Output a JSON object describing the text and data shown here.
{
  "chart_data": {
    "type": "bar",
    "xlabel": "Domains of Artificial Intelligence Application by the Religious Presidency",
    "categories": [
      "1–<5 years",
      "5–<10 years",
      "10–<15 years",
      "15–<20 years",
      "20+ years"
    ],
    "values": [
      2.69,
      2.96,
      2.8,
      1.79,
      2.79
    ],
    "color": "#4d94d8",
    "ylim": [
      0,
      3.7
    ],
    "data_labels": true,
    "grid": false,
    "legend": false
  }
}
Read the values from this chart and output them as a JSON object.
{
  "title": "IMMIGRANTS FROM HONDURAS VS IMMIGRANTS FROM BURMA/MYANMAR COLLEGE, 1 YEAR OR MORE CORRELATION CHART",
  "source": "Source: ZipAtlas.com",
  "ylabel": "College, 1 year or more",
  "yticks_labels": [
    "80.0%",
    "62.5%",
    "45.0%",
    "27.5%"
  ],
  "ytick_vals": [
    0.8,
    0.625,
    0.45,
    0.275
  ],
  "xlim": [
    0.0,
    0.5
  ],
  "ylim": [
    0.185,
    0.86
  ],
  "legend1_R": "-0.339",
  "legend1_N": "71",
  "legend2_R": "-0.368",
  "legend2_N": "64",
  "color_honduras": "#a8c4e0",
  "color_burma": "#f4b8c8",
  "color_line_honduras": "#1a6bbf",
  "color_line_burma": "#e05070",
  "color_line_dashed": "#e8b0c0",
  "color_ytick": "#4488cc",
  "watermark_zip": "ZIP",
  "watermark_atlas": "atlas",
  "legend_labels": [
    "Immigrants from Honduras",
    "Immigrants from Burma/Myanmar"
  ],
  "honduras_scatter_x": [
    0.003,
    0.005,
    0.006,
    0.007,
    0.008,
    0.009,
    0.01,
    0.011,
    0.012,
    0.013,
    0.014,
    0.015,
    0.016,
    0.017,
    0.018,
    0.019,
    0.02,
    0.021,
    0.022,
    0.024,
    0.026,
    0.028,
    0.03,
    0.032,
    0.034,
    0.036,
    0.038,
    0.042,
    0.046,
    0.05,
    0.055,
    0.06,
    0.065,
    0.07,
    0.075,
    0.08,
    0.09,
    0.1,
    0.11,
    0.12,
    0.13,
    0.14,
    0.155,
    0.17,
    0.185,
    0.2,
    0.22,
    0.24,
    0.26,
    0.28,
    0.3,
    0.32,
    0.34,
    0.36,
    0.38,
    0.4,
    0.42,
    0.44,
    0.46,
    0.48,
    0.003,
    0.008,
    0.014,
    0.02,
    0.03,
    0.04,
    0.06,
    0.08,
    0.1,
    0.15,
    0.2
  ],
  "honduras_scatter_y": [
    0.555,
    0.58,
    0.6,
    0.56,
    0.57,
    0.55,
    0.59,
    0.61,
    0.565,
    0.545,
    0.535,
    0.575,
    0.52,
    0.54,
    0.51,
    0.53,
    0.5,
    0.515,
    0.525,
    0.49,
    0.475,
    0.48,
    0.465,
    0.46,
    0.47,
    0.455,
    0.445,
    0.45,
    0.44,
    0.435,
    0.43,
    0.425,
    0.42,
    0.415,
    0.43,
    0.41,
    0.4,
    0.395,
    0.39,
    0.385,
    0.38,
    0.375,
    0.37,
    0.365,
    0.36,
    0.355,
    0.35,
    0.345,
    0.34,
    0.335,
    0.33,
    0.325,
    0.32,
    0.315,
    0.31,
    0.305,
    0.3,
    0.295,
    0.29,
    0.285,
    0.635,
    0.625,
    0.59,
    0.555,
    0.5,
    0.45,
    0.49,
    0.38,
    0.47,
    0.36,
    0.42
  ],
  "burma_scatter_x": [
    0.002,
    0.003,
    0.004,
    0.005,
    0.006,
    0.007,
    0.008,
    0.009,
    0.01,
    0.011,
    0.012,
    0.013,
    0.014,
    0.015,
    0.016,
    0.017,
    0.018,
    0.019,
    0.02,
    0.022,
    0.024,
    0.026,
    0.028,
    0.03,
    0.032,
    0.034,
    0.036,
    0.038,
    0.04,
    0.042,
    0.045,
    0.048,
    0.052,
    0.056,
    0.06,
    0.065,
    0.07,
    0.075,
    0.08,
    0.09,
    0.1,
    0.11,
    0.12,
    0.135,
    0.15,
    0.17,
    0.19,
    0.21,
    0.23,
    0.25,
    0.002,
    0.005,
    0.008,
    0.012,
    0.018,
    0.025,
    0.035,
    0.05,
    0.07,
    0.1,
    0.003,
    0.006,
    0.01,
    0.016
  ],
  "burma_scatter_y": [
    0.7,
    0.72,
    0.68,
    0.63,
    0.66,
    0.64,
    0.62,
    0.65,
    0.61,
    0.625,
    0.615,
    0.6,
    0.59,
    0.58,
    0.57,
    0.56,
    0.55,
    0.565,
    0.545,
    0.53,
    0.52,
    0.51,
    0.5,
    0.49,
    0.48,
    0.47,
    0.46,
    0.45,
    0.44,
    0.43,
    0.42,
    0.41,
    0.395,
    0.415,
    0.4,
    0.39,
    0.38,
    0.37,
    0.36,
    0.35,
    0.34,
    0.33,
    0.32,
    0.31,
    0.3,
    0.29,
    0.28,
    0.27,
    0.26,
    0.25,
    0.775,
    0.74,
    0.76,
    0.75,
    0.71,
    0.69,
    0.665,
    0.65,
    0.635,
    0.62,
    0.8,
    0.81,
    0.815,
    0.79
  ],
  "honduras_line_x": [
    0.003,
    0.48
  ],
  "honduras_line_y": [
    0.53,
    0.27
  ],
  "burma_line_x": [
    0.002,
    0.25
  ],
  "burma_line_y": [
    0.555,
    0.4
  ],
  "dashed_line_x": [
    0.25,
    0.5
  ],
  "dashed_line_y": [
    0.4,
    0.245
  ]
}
════════════════════
* _Written instruction_:
Retype the whole listing above exactly.

* _Exercise result_:
Output a JSON object describing the text and data shown here.
{
  "chart_data": {
    "type": "bar",
    "xlabel": "Domains of Artificial Intelligence Application by the Religious Presidency",
    "categories": [
      "1–<5 years",
      "5–<10 years",
      "10–<15 years",
      "15–<20 years",
      "20+ years"
    ],
    "values": [
      2.69,
      2.96,
      2.8,
      1.79,
      2.79
    ],
    "color": "#4d94d8",
    "ylim": [
      0,
      3.7
    ],
    "data_labels": true,
    "grid": false,
    "legend": false
  }
}
Read the values from this chart and output them as a JSON object.
{
  "title": "IMMIGRANTS FROM HONDURAS VS IMMIGRANTS FROM BURMA/MYANMAR COLLEGE, 1 YEAR OR MORE CORRELATION CHART",
  "source": "Source: ZipAtlas.com",
  "ylabel": "College, 1 year or more",
  "yticks_labels": [
    "80.0%",
    "62.5%",
    "45.0%",
    "27.5%"
  ],
  "ytick_vals": [
    0.8,
    0.625,
    0.45,
    0.275
  ],
  "xlim": [
    0.0,
    0.5
  ],
  "ylim": [
    0.185,
    0.86
  ],
  "legend1_R": "-0.339",
  "legend1_N": "71",
  "legend2_R": "-0.368",
  "legend2_N": "64",
  "color_honduras": "#a8c4e0",
  "color_burma": "#f4b8c8",
  "color_line_honduras": "#1a6bbf",
  "color_line_burma": "#e05070",
  "color_line_dashed": "#e8b0c0",
  "color_ytick": "#4488cc",
  "watermark_zip": "ZIP",
  "watermark_atlas": "atlas",
  "legend_labels": [
    "Immigrants from Honduras",
    "Immigrants from Burma/Myanmar"
  ],
  "honduras_scatter_x": [
    0.003,
    0.005,
    0.006,
    0.007,
    0.008,
    0.009,
    0.01,
    0.011,
    0.012,
    0.013,
    0.014,
    0.015,
    0.016,
    0.017,
    0.018,
    0.019,
    0.02,
    0.021,
    0.022,
    0.024,
    0.026,
    0.028,
    0.03,
    0.032,
    0.034,
    0.036,
    0.038,
    0.042,
    0.046,
    0.05,
    0.055,
    0.06,
    0.065,
    0.07,
    0.075,
    0.08,
    0.09,
    0.1,
    0.11,
    0.12,
    0.13,
    0.14,
    0.155,
    0.17,
    0.185,
    0.2,
    0.22,
    0.24,
    0.26,
    0.28,
    0.3,
    0.32,
    0.34,
    0.36,
    0.38,
    0.4,
    0.42,
    0.44,
    0.46,
    0.48,
    0.003,
    0.008,
    0.014,
    0.02,
    0.03,
    0.04,
    0.06,
    0.08,
    0.1,
    0.15,
    0.2
  ],
  "honduras_scatter_y": [
    0.555,
    0.58,
    0.6,
    0.56,
    0.57,
    0.55,
    0.59,
    0.61,
    0.565,
    0.545,
    0.535,
    0.575,
    0.52,
    0.54,
    0.51,
    0.53,
    0.5,
    0.515,
    0.525,
    0.49,
    0.475,
    0.48,
    0.465,
    0.46,
    0.47,
    0.455,
    0.445,
    0.45,
    0.44,
    0.435,
    0.43,
    0.425,
    0.42,
    0.415,
    0.43,
    0.41,
    0.4,
    0.395,
    0.39,
    0.385,
    0.38,
    0.375,
    0.37,
    0.365,
    0.36,
    0.355,
    0.35,
    0.345,
    0.34,
    0.335,
    0.33,
    0.325,
    0.32,
    0.315,
    0.31,
    0.305,
    0.3,
    0.295,
    0.29,
    0.285,
    0.635,
    0.625,
    0.59,
    0.555,
    0.5,
    0.45,
    0.49,
    0.38,
    0.47,
    0.36,
    0.42
  ],
  "burma_scatter_x": [
    0.002,
    0.003,
    0.004,
    0.005,
    0.006,
    0.007,
    0.008,
    0.009,
    0.01,
    0.011,
    0.012,
    0.013,
    0.014,
    0.015,
    0.016,
    0.017,
    0.018,
    0.019,
    0.02,
    0.022,
    0.024,
    0.026,
    0.028,
    0.03,
    0.032,
    0.034,
    0.036,
    0.038,
    0.04,
    0.042,
    0.045,
    0.048,
    0.052,
    0.056,
    0.06,
    0.065,
    0.07,
    0.075,
    0.08,
    0.09,
    0.1,
    0.11,
    0.12,
    0.135,
    0.15,
    0.17,
    0.19,
    0.21,
    0.23,
    0.25,
    0.002,
    0.005,
    0.008,
    0.012,
    0.018,
    0.025,
    0.035,
    0.05,
    0.07,
    0.1,
    0.003,
    0.006,
    0.01,
    0.016
  ],
  "burma_scatter_y": [
    0.7,
    0.72,
    0.68,
    0.63,
    0.66,
    0.64,
    0.62,
    0.65,
    0.61,
    0.625,
    0.615,
    0.6,
    0.59,
    0.58,
    0.57,
    0.56,
    0.55,
    0.565,
    0.545,
    0.53,
    0.52,
    0.51,
    0.5,
    0.49,
    0.48,
    0.47,
    0.46,
    0.45,
    0.44,
    0.43,
    0.42,
    0.41,
    0.395,
    0.415,
    0.4,
    0.39,
    0.38,
    0.37,
    0.36,
    0.35,
    0.34,
    0.33,
    0.32,
    0.31,
    0.3,
    0.29,
    0.28,
    0.27,
    0.26,
    0.25,
    0.775,
    0.74,
    0.76,
    0.75,
    0.71,
    0.69,
    0.665,
    0.65,
    0.635,
    0.62,
    0.8,
    0.81,
    0.815,
    0.79
  ],
  "honduras_line_x": [
    0.003,
    0.48
  ],
  "honduras_line_y": [
    0.53,
    0.27
  ],
  "burma_line_x": [
    0.002,
    0.25
  ],
  "burma_line_y": [
    0.555,
    0.4
  ],
  "dashed_line_x": [
    0.25,
    0.5
  ],
  "dashed_line_y": [
    0.4,
    0.245
  ]
}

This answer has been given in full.